■ WRITTEN REQUEST
Reproduce all of the material exactly as shown.
------------------------
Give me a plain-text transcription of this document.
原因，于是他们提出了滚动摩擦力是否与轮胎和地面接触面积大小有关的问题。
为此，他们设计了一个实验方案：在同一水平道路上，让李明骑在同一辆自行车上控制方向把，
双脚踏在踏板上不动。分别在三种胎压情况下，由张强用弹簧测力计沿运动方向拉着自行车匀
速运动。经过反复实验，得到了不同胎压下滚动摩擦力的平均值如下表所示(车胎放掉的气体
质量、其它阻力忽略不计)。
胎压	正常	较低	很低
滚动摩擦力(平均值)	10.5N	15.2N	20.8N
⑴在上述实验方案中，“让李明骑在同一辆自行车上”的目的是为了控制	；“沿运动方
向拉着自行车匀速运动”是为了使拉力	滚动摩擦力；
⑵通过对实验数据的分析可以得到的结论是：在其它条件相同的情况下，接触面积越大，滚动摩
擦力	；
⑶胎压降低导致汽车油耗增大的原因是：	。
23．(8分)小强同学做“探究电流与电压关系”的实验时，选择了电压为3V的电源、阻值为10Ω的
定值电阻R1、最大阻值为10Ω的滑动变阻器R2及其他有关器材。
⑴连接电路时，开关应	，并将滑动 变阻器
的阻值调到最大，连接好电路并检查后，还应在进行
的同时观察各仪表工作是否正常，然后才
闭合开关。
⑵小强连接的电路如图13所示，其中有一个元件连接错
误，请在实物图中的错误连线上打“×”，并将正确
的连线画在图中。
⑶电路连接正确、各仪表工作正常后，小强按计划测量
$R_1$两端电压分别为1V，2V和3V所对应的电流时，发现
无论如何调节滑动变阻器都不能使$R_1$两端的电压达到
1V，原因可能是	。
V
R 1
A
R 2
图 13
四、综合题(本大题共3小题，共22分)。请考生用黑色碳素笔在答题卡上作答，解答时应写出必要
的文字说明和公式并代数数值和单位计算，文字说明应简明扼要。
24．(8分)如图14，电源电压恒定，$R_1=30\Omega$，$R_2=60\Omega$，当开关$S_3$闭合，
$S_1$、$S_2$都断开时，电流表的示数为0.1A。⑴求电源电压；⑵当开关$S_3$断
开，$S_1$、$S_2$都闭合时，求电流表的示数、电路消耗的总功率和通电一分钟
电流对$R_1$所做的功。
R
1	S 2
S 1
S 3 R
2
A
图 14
------------------------
■ TASK ANSWER
Give me a plain-text transcription of this document.
原因，于是他们提出了滚动摩擦力是否与轮胎和地面接触面积大小有关的问题。
为此，他们设计了一个实验方案：在同一水平道路上，让李明骑在同一辆自行车上控制方向把，
双脚踏在踏板上不动。分别在三种胎压情况下，由张强用弹簧测力计沿运动方向拉着自行车匀
速运动。经过反复实验，得到了不同胎压下滚动摩擦力的平均值如下表所示(车胎放掉的气体
质量、其它阻力忽略不计)。
胎压	正常	较低	很低
滚动摩擦力(平均值)	10.5N	15.2N	20.8N
⑴在上述实验方案中，“让李明骑在同一辆自行车上”的目的是为了控制	；“沿运动方
向拉着自行车匀速运动”是为了使拉力	滚动摩擦力；
⑵通过对实验数据的分析可以得到的结论是：在其它条件相同的情况下，接触面积越大，滚动摩
擦力	；
⑶胎压降低导致汽车油耗增大的原因是：	。
23．(8分)小强同学做“探究电流与电压关系”的实验时，选择了电压为3V的电源、阻值为10Ω的
定值电阻R1、最大阻值为10Ω的滑动变阻器R2及其他有关器材。
⑴连接电路时，开关应	，并将滑动 变阻器
的阻值调到最大，连接好电路并检查后，还应在进行
的同时观察各仪表工作是否正常，然后才
闭合开关。
⑵小强连接的电路如图13所示，其中有一个元件连接错
误，请在实物图中的错误连线上打“×”，并将正确
的连线画在图中。
⑶电路连接正确、各仪表工作正常后，小强按计划测量
$R_1$两端电压分别为1V，2V和3V所对应的电流时，发现
无论如何调节滑动变阻器都不能使$R_1$两端的电压达到
1V，原因可能是	。
V
R 1
A
R 2
图 13
四、综合题(本大题共3小题，共22分)。请考生用黑色碳素笔在答题卡上作答，解答时应写出必要
的文字说明和公式并代数数值和单位计算，文字说明应简明扼要。
24．(8分)如图14，电源电压恒定，$R_1=30\Omega$，$R_2=60\Omega$，当开关$S_3$闭合，
$S_1$、$S_2$都断开时，电流表的示数为0.1A。⑴求电源电压；⑵当开关$S_3$断
开，$S_1$、$S_2$都闭合时，求电流表的示数、电路消耗的总功率和通电一分钟
电流对$R_1$所做的功。
R
1	S 2
S 1
S 3 R
2
A
图 14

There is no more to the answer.